Stated task | Pull every line that holds the word "positioned" from the entries.

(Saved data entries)
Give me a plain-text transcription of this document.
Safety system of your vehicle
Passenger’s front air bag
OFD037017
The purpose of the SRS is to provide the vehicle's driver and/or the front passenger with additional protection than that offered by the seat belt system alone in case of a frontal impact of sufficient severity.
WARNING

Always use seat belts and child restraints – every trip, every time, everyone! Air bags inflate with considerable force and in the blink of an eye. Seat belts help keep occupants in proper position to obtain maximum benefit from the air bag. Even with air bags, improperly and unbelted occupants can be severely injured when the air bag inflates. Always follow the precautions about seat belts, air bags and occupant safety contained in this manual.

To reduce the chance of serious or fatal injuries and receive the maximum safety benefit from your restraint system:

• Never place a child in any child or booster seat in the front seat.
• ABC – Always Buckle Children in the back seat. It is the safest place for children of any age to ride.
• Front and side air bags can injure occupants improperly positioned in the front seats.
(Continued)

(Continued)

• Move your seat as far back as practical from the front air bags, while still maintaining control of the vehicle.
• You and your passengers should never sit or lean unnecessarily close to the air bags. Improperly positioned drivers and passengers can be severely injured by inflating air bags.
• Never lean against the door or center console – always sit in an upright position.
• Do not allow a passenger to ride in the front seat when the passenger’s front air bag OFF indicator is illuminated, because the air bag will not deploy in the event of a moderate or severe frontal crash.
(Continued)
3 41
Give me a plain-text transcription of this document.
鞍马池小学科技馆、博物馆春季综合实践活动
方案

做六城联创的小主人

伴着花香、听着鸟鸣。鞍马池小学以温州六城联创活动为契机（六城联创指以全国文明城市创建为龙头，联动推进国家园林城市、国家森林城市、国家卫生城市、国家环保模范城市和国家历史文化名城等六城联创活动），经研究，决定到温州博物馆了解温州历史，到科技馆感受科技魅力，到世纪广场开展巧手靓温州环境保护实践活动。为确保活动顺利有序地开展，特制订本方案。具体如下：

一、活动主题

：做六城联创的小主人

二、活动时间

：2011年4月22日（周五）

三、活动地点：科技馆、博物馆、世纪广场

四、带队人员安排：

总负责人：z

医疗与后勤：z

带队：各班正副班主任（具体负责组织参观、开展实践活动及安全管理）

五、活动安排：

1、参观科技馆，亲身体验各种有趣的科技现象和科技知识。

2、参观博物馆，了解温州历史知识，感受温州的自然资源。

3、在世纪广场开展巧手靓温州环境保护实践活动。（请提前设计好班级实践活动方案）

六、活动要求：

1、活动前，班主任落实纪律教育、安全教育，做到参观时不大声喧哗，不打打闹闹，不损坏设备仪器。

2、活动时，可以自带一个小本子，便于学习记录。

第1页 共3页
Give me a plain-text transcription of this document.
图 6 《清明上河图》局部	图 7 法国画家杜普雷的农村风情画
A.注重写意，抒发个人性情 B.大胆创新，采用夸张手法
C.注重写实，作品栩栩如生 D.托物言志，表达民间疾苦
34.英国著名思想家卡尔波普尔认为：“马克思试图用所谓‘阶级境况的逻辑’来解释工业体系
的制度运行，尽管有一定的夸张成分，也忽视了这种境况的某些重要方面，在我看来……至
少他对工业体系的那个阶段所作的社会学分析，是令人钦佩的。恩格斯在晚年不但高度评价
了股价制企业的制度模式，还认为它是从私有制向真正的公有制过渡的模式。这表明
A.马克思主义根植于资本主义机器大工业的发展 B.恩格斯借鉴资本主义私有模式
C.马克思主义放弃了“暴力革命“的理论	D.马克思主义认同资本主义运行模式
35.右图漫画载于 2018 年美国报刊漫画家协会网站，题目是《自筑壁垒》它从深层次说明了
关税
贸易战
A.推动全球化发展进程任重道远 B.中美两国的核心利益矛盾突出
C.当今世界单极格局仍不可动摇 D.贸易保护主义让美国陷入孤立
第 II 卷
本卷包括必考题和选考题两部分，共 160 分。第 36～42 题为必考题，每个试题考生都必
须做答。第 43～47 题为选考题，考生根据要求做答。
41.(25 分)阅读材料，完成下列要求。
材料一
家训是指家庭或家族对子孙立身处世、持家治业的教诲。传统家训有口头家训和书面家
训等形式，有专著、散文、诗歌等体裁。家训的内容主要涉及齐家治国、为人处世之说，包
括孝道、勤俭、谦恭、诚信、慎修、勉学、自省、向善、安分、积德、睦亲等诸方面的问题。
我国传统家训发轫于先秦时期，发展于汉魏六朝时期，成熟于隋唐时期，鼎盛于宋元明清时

Expected output |
• Front and side air bags can injure occupants improperly positioned in the front seats.
• You and your passengers should never sit or lean unnecessarily close to the air bags. Improperly positioned drivers and passengers can be severely injured by inflating air bags.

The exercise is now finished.